> [REQUIRED TASK]: In the data below, swap each "series-line" for "data-line" and reproduce every line with nothing else changed.

·····

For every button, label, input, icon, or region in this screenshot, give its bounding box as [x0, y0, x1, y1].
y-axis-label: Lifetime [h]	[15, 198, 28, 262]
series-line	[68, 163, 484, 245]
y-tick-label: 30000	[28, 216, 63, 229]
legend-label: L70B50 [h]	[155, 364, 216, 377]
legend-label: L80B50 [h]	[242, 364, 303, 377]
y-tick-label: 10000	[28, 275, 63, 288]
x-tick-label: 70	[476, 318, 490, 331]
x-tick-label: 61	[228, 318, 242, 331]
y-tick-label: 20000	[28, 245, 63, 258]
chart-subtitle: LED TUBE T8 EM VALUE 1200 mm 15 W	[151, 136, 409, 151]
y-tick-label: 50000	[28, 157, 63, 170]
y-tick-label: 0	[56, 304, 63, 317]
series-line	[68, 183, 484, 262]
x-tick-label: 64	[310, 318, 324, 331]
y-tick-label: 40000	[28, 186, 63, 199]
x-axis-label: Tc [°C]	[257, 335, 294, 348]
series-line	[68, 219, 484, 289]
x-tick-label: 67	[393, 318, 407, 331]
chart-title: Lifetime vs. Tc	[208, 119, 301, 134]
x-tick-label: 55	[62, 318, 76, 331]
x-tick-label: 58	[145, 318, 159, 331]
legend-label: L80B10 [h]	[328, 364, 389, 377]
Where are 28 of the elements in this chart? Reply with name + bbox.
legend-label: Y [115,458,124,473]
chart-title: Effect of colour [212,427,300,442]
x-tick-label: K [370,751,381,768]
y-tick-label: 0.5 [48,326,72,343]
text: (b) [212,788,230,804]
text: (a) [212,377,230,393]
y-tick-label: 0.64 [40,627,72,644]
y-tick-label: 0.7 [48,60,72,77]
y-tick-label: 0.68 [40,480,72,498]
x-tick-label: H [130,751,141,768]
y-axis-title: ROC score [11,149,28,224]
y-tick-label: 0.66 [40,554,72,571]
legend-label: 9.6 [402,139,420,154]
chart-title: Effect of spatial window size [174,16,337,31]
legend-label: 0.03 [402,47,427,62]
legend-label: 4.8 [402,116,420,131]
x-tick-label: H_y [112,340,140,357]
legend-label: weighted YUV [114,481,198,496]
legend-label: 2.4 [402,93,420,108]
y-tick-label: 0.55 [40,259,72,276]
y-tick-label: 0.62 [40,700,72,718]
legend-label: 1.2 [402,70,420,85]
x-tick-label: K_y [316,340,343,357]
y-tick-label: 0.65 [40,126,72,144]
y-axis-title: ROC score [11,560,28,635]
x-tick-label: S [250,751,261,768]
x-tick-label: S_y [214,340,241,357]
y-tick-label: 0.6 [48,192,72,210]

·····

> [FINAL ANSWER]:
For every button, label, input, icon, or region in this screenshot, give its bounding box as [x0, y0, x1, y1].
y-axis-label: Lifetime [h]	[15, 198, 28, 262]
data-line	[68, 163, 484, 245]
y-tick-label: 30000	[28, 216, 63, 229]
legend-label: L70B50 [h]	[155, 364, 216, 377]
legend-label: L80B50 [h]	[242, 364, 303, 377]
y-tick-label: 10000	[28, 275, 63, 288]
x-tick-label: 70	[476, 318, 490, 331]
x-tick-label: 61	[228, 318, 242, 331]
y-tick-label: 20000	[28, 245, 63, 258]
chart-subtitle: LED TUBE T8 EM VALUE 1200 mm 15 W	[151, 136, 409, 151]
y-tick-label: 50000	[28, 157, 63, 170]
y-tick-label: 0	[56, 304, 63, 317]
data-line	[68, 183, 484, 262]
x-tick-label: 64	[310, 318, 324, 331]
y-tick-label: 40000	[28, 186, 63, 199]
x-axis-label: Tc [°C]	[257, 335, 294, 348]
data-line	[68, 219, 484, 289]
x-tick-label: 67	[393, 318, 407, 331]
chart-title: Lifetime vs. Tc	[208, 119, 301, 134]
x-tick-label: 55	[62, 318, 76, 331]
x-tick-label: 58	[145, 318, 159, 331]
legend-label: L80B10 [h]	[328, 364, 389, 377]
Where are 28 of the elements in this chart? Reply with name + bbox.
legend-label: Y [115,458,124,473]
chart-title: Effect of colour [212,427,300,442]
x-tick-label: K [370,751,381,768]
y-tick-label: 0.5 [48,326,72,343]
text: (b) [212,788,230,804]
text: (a) [212,377,230,393]
y-tick-label: 0.64 [40,627,72,644]
y-tick-label: 0.7 [48,60,72,77]
y-tick-label: 0.68 [40,480,72,498]
x-tick-label: H [130,751,141,768]
y-axis-title: ROC score [11,149,28,224]
y-tick-label: 0.66 [40,554,72,571]
legend-label: 9.6 [402,139,420,154]
chart-title: Effect of spatial window size [174,16,337,31]
legend-label: 0.03 [402,47,427,62]
legend-label: 4.8 [402,116,420,131]
x-tick-label: H_y [112,340,140,357]
legend-label: weighted YUV [114,481,198,496]
legend-label: 2.4 [402,93,420,108]
y-tick-label: 0.55 [40,259,72,276]
y-tick-label: 0.62 [40,700,72,718]
legend-label: 1.2 [402,70,420,85]
x-tick-label: K_y [316,340,343,357]
y-tick-label: 0.65 [40,126,72,144]
y-axis-title: ROC score [11,560,28,635]
x-tick-label: S [250,751,261,768]
x-tick-label: S_y [214,340,241,357]
y-tick-label: 0.6 [48,192,72,210]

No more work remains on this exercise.